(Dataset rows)
══════

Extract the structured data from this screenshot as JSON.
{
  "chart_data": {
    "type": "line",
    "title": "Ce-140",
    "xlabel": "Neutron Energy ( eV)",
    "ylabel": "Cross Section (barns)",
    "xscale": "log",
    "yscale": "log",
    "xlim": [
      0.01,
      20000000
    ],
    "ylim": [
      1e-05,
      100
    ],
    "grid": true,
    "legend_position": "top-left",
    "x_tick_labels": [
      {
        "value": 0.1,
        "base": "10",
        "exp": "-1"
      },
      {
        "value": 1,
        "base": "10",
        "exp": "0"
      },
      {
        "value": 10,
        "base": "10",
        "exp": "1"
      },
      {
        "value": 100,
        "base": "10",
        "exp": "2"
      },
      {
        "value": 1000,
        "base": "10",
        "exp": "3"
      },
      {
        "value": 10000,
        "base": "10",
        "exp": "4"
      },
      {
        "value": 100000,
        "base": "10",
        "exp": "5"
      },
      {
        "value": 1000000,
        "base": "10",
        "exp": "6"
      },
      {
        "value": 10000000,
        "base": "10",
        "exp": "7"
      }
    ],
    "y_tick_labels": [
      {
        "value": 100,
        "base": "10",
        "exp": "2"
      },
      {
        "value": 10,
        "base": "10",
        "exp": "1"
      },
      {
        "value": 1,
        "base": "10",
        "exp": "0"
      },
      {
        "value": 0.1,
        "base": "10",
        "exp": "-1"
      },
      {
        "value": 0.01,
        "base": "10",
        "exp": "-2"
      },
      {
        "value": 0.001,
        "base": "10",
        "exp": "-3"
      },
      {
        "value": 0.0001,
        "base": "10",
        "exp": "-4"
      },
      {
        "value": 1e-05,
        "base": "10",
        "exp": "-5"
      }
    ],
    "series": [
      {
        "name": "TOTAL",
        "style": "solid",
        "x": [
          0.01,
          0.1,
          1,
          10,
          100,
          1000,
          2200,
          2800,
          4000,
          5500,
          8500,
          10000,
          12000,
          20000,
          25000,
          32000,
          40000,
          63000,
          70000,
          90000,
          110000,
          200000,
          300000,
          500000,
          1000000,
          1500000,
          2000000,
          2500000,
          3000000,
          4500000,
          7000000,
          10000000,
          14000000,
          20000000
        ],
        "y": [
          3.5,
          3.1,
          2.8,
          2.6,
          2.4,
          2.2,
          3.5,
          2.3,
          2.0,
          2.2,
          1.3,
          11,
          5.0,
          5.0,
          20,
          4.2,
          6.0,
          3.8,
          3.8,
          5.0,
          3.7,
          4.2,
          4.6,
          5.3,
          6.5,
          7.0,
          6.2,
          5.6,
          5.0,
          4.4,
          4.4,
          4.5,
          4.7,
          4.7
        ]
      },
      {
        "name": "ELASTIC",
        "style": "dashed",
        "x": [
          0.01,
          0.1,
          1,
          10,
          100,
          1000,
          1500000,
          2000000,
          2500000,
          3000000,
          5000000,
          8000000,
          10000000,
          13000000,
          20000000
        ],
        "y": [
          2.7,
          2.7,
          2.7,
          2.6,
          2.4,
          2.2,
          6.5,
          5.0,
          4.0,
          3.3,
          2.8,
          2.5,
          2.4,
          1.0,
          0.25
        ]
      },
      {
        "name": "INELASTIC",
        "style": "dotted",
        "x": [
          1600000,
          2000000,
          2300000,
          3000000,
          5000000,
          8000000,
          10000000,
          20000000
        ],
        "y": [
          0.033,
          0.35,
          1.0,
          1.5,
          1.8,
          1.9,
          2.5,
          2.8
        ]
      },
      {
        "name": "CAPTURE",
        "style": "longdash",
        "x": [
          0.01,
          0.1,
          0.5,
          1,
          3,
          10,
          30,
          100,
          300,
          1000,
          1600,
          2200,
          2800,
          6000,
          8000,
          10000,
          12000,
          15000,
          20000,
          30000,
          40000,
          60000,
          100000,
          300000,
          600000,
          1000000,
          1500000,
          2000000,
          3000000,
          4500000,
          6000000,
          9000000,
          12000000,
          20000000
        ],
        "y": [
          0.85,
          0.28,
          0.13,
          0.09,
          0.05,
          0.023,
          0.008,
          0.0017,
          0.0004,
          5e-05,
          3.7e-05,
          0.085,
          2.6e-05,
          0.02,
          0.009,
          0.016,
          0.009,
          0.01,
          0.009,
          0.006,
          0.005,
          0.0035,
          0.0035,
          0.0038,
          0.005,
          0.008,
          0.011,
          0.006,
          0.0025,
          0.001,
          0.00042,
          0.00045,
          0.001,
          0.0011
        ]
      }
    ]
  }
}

══════

* _BRIEF_:
Pick out and copy the lines of the entries that hold the string "name".

* _EXERCISE OUTPUT_:
        "name": "TOTAL",
        "name": "ELASTIC",
        "name": "INELASTIC",
        "name": "CAPTURE",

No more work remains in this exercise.